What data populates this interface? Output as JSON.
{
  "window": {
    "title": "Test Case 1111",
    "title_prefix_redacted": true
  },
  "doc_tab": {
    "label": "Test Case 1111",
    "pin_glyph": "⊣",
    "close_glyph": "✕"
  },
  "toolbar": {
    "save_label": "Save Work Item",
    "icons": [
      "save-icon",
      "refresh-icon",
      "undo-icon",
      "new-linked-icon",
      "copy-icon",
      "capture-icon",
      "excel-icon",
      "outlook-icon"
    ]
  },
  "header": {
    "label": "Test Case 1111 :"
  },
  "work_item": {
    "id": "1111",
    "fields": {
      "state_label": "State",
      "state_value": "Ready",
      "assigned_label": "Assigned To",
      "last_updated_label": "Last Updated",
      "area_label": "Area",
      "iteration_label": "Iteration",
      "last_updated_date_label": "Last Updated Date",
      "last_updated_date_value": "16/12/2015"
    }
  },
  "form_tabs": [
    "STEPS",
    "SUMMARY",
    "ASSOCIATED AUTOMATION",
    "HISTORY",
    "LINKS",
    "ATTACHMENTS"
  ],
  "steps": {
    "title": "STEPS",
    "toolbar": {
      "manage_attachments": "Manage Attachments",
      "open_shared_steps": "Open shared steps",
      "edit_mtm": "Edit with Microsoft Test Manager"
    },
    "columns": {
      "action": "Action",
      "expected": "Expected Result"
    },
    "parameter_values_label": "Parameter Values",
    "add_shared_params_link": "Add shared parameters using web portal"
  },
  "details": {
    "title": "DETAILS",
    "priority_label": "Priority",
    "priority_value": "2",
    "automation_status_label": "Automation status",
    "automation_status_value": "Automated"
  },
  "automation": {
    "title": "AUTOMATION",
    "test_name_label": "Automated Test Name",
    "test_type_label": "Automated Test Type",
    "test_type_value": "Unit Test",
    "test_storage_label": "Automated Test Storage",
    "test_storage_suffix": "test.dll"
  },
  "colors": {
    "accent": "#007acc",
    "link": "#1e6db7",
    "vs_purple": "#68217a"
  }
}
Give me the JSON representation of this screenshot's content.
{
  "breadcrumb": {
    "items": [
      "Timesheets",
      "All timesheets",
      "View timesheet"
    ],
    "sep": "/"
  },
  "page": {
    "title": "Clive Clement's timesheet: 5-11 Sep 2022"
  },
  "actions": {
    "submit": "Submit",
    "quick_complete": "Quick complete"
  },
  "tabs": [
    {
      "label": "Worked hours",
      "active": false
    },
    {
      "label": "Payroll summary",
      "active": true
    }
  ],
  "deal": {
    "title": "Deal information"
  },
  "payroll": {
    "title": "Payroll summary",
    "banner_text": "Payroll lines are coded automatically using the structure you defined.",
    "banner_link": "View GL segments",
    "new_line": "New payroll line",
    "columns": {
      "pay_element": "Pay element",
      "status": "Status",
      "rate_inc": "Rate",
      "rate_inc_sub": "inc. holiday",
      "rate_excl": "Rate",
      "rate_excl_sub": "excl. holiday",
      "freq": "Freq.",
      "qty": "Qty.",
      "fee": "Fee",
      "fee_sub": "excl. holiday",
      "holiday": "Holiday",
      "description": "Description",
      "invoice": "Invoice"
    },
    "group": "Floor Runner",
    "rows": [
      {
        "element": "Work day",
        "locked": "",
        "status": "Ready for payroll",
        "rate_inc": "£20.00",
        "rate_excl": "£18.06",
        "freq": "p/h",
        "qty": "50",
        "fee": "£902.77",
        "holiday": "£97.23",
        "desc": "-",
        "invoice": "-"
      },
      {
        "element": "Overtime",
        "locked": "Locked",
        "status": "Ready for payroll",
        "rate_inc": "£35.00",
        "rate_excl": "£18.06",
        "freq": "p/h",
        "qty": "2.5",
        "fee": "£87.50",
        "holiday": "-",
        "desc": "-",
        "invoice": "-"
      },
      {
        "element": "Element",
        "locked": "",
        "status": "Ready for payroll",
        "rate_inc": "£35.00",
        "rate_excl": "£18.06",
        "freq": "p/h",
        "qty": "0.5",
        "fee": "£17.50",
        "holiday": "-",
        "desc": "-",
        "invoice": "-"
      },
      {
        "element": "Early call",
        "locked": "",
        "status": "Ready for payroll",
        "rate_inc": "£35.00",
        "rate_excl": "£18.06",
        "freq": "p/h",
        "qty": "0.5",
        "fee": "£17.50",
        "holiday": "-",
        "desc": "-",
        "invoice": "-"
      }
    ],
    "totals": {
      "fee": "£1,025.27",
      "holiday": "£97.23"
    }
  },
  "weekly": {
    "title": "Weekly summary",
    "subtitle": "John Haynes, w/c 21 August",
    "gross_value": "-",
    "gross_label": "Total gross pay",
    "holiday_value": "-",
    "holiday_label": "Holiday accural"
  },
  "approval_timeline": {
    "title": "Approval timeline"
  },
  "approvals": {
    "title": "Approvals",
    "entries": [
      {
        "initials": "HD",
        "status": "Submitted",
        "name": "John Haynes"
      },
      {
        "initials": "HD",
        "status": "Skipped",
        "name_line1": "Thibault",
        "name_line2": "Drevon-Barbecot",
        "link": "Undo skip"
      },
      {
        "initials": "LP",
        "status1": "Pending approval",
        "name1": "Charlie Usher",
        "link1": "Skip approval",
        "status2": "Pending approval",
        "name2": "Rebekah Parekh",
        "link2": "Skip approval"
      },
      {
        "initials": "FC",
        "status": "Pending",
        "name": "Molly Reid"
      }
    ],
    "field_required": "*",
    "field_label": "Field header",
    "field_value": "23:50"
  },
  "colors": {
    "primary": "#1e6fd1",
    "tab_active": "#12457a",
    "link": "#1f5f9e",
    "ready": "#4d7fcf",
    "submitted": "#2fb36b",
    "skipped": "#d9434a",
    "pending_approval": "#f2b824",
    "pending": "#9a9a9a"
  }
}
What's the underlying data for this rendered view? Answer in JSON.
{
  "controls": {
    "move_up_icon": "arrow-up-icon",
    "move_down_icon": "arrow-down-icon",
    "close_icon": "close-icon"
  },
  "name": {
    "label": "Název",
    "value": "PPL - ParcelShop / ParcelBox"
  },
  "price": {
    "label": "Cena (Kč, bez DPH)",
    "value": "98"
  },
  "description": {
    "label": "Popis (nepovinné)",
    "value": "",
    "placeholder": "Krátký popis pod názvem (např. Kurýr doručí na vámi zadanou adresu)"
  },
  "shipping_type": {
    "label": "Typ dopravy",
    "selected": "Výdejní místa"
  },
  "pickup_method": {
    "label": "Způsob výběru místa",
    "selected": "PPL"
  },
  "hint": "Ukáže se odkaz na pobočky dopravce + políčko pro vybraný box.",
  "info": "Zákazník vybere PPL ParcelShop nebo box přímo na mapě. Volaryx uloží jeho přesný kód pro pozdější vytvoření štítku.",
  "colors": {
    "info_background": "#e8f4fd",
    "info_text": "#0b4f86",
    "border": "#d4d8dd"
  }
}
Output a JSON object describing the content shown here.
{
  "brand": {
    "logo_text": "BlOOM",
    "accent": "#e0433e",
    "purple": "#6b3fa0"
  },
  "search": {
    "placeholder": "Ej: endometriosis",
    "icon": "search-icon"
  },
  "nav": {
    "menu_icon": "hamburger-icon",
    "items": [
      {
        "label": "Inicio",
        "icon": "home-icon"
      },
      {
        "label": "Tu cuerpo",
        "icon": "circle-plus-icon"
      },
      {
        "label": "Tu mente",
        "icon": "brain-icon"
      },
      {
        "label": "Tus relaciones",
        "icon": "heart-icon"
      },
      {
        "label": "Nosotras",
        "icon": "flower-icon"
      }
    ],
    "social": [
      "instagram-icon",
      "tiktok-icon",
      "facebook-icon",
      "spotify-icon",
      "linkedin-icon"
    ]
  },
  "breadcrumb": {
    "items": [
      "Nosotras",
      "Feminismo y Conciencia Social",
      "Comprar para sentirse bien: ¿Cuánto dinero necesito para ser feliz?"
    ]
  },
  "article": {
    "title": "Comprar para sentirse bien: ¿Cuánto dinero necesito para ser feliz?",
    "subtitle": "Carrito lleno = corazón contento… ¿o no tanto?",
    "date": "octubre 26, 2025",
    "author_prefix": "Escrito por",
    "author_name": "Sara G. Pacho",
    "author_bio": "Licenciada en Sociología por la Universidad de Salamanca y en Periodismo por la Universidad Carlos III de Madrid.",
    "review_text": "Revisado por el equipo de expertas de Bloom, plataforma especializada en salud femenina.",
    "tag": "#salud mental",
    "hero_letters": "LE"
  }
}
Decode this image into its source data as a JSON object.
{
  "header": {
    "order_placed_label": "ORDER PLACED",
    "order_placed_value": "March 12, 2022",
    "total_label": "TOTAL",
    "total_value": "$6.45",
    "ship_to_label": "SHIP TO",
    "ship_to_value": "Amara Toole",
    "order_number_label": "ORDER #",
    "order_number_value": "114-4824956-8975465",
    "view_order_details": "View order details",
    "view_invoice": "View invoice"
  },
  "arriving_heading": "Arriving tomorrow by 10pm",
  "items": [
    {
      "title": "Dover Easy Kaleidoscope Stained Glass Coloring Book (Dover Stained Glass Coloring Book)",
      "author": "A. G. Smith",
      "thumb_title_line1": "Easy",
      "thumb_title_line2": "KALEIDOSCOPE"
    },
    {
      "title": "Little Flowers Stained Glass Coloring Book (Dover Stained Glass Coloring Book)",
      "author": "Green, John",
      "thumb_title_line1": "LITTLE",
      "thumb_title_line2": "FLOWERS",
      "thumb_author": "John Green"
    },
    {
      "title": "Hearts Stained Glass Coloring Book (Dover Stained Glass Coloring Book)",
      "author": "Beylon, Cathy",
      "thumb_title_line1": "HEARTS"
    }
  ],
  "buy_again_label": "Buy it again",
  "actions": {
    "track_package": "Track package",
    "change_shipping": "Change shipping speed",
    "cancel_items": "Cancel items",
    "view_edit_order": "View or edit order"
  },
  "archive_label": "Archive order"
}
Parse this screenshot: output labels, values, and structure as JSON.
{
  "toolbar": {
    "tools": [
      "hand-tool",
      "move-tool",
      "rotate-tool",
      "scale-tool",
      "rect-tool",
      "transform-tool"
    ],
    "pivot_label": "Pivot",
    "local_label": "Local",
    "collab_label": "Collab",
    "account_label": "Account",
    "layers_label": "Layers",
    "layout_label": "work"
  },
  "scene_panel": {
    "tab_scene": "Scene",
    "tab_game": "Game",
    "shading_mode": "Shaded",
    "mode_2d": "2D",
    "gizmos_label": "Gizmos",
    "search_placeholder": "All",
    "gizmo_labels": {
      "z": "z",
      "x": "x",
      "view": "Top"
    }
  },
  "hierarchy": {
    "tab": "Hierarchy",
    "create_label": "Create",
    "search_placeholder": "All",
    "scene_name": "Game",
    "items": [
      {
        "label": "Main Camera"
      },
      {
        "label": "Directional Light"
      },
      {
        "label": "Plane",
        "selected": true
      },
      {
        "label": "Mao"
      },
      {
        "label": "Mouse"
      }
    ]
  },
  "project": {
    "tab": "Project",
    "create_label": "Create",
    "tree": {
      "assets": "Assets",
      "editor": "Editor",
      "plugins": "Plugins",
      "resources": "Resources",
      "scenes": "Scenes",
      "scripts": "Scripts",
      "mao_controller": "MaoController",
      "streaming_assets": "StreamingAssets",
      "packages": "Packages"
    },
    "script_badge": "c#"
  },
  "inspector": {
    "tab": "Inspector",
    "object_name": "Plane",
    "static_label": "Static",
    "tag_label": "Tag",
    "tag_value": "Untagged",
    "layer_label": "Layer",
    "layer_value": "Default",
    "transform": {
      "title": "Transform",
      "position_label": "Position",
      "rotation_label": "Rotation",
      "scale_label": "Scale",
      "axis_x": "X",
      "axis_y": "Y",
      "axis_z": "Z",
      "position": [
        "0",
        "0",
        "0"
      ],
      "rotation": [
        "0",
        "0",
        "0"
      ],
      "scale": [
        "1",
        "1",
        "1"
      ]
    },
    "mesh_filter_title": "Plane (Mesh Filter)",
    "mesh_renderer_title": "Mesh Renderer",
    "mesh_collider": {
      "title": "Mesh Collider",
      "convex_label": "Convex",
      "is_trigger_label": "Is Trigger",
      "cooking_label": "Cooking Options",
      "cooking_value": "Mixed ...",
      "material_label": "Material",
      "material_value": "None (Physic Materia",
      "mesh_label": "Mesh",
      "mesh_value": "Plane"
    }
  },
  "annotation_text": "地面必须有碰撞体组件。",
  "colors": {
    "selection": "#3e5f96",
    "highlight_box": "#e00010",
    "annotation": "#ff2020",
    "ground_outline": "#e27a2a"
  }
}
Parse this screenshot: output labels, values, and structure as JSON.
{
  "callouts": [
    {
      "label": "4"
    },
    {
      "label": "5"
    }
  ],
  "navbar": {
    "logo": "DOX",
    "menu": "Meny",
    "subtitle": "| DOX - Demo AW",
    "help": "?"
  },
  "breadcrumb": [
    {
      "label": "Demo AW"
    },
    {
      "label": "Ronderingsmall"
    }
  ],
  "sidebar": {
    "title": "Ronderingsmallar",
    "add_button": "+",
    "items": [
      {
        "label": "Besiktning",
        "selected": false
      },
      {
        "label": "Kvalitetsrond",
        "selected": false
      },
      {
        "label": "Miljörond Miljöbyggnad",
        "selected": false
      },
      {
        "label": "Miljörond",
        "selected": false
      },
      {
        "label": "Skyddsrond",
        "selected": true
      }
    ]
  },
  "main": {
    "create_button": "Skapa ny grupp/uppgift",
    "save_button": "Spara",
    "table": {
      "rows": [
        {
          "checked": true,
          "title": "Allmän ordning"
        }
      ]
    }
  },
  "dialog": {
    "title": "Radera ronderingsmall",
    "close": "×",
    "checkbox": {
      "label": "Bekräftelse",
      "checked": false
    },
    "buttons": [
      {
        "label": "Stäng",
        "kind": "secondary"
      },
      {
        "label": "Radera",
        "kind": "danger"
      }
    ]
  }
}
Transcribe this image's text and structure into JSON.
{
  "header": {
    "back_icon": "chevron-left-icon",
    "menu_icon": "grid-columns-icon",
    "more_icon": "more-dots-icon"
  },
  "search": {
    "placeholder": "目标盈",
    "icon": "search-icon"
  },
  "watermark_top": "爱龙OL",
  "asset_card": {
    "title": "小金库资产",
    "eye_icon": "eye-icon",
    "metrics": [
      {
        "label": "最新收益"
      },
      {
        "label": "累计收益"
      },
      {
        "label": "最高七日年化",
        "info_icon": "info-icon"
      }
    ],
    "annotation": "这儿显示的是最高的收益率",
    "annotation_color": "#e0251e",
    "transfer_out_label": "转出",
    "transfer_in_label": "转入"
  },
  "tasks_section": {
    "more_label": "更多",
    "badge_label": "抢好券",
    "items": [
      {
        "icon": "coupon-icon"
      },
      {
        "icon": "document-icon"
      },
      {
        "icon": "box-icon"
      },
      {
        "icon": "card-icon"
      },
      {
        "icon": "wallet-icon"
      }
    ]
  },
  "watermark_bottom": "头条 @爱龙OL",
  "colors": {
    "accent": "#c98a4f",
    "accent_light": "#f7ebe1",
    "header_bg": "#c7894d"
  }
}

» **YOUR INSTRUCTIONS**
With both ends included, please retype exactly the lines from the line containing "Transcribe this image's" to the final line of the data.

» **EXERCISE RESULT**
Transcribe this image's text and structure into JSON.
{
  "header": {
    "back_icon": "chevron-left-icon",
    "menu_icon": "grid-columns-icon",
    "more_icon": "more-dots-icon"
  },
  "search": {
    "placeholder": "目标盈",
    "icon": "search-icon"
  },
  "watermark_top": "爱龙OL",
  "asset_card": {
    "title": "小金库资产",
    "eye_icon": "eye-icon",
    "metrics": [
      {
        "label": "最新收益"
      },
      {
        "label": "累计收益"
      },
      {
        "label": "最高七日年化",
        "info_icon": "info-icon"
      }
    ],
    "annotation": "这儿显示的是最高的收益率",
    "annotation_color": "#e0251e",
    "transfer_out_label": "转出",
    "transfer_in_label": "转入"
  },
  "tasks_section": {
    "more_label": "更多",
    "badge_label": "抢好券",
    "items": [
      {
        "icon": "coupon-icon"
      },
      {
        "icon": "document-icon"
      },
      {
        "icon": "box-icon"
      },
      {
        "icon": "card-icon"
      },
      {
        "icon": "wallet-icon"
      }
    ]
  },
  "watermark_bottom": "头条 @爱龙OL",
  "colors": {
    "accent": "#c98a4f",
    "accent_light": "#f7ebe1",
    "header_bg": "#c7894d"
  }
}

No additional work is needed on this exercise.